- **Written instruction**
A verbatim copy of the records is required, with all pictures left out.
#### Task input ####
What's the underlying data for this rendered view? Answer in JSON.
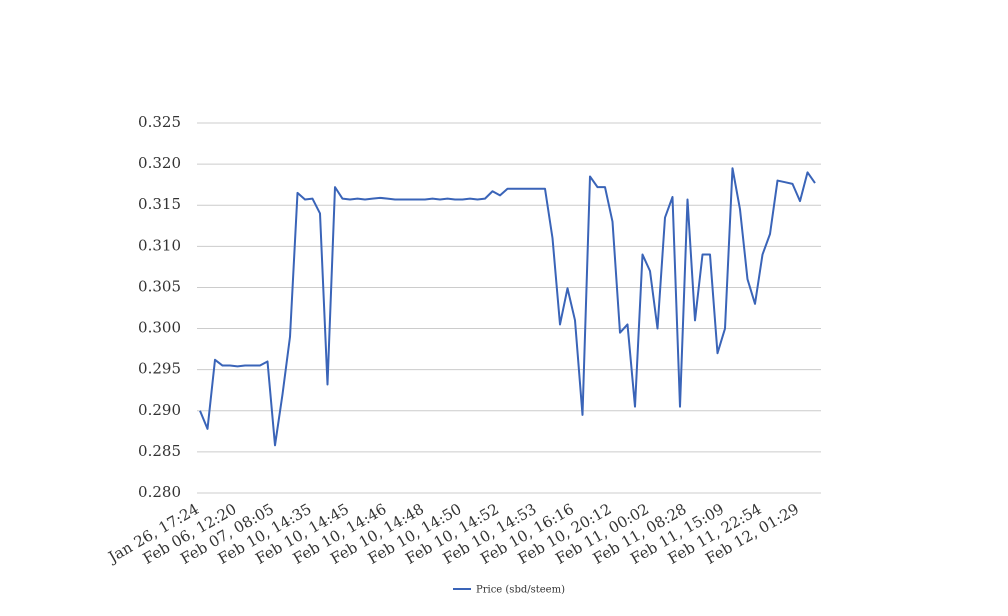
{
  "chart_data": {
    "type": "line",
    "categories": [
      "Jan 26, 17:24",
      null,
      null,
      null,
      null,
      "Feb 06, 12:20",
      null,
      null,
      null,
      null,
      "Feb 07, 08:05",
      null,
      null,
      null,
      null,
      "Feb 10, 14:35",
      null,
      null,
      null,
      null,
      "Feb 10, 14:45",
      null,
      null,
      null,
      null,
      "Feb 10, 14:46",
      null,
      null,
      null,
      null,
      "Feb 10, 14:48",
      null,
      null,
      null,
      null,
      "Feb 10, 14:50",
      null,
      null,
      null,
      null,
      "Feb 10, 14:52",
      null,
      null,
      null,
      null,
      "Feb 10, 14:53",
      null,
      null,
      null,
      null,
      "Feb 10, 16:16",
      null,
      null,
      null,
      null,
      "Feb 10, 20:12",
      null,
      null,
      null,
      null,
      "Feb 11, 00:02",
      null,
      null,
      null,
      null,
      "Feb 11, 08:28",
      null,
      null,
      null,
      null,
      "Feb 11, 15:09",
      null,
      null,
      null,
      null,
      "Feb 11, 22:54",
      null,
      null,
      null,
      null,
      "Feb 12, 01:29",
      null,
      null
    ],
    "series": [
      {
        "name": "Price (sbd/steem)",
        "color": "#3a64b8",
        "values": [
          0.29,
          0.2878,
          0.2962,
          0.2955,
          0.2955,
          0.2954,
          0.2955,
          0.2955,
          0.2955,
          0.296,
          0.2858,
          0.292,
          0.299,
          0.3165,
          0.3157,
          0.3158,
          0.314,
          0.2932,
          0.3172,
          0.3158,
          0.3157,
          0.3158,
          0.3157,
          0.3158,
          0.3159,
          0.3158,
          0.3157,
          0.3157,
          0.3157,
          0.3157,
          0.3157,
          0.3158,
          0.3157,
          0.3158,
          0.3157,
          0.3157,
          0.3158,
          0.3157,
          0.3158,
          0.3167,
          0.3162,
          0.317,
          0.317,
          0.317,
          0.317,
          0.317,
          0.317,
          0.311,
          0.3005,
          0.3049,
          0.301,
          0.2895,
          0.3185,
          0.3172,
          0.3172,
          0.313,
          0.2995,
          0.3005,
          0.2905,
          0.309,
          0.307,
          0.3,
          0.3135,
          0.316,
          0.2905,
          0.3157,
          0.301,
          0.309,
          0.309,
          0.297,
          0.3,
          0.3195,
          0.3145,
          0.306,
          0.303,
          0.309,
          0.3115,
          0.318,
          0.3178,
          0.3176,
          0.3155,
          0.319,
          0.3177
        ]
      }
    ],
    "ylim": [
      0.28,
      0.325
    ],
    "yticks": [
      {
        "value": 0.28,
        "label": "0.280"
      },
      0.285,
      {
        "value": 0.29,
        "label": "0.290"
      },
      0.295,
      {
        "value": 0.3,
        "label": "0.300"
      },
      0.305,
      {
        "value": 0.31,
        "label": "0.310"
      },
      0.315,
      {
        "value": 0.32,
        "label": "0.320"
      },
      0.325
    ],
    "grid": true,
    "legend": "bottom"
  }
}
####
- **Exercise output**
What's the underlying data for this rendered view? Answer in JSON.
{
  "chart_data": {
    "type": "line",
    "categories": [
      "Jan 26, 17:24",
      null,
      null,
      null,
      null,
      "Feb 06, 12:20",
      null,
      null,
      null,
      null,
      "Feb 07, 08:05",
      null,
      null,
      null,
      null,
      "Feb 10, 14:35",
      null,
      null,
      null,
      null,
      "Feb 10, 14:45",
      null,
      null,
      null,
      null,
      "Feb 10, 14:46",
      null,
      null,
      null,
      null,
      "Feb 10, 14:48",
      null,
      null,
      null,
      null,
      "Feb 10, 14:50",
      null,
      null,
      null,
      null,
      "Feb 10, 14:52",
      null,
      null,
      null,
      null,
      "Feb 10, 14:53",
      null,
      null,
      null,
      null,
      "Feb 10, 16:16",
      null,
      null,
      null,
      null,
      "Feb 10, 20:12",
      null,
      null,
      null,
      null,
      "Feb 11, 00:02",
      null,
      null,
      null,
      null,
      "Feb 11, 08:28",
      null,
      null,
      null,
      null,
      "Feb 11, 15:09",
      null,
      null,
      null,
      null,
      "Feb 11, 22:54",
      null,
      null,
      null,
      null,
      "Feb 12, 01:29",
      null,
      null
    ],
    "series": [
      {
        "name": "Price (sbd/steem)",
        "color": "#3a64b8",
        "values": [
          0.29,
          0.2878,
          0.2962,
          0.2955,
          0.2955,
          0.2954,
          0.2955,
          0.2955,
          0.2955,
          0.296,
          0.2858,
          0.292,
          0.299,
          0.3165,
          0.3157,
          0.3158,
          0.314,
          0.2932,
          0.3172,
          0.3158,
          0.3157,
          0.3158,
          0.3157,
          0.3158,
          0.3159,
          0.3158,
          0.3157,
          0.3157,
          0.3157,
          0.3157,
          0.3157,
          0.3158,
          0.3157,
          0.3158,
          0.3157,
          0.3157,
          0.3158,
          0.3157,
          0.3158,
          0.3167,
          0.3162,
          0.317,
          0.317,
          0.317,
          0.317,
          0.317,
          0.317,
          0.311,
          0.3005,
          0.3049,
          0.301,
          0.2895,
          0.3185,
          0.3172,
          0.3172,
          0.313,
          0.2995,
          0.3005,
          0.2905,
          0.309,
          0.307,
          0.3,
          0.3135,
          0.316,
          0.2905,
          0.3157,
          0.301,
          0.309,
          0.309,
          0.297,
          0.3,
          0.3195,
          0.3145,
          0.306,
          0.303,
          0.309,
          0.3115,
          0.318,
          0.3178,
          0.3176,
          0.3155,
          0.319,
          0.3177
        ]
      }
    ],
    "ylim": [
      0.28,
      0.325
    ],
    "yticks": [
      {
        "value": 0.28,
        "label": "0.280"
      },
      0.285,
      {
        "value": 0.29,
        "label": "0.290"
      },
      0.295,
      {
        "value": 0.3,
        "label": "0.300"
      },
      0.305,
      {
        "value": 0.31,
        "label": "0.310"
      },
      0.315,
      {
        "value": 0.32,
        "label": "0.320"
      },
      0.325
    ],
    "grid": true,
    "legend": "bottom"
  }
}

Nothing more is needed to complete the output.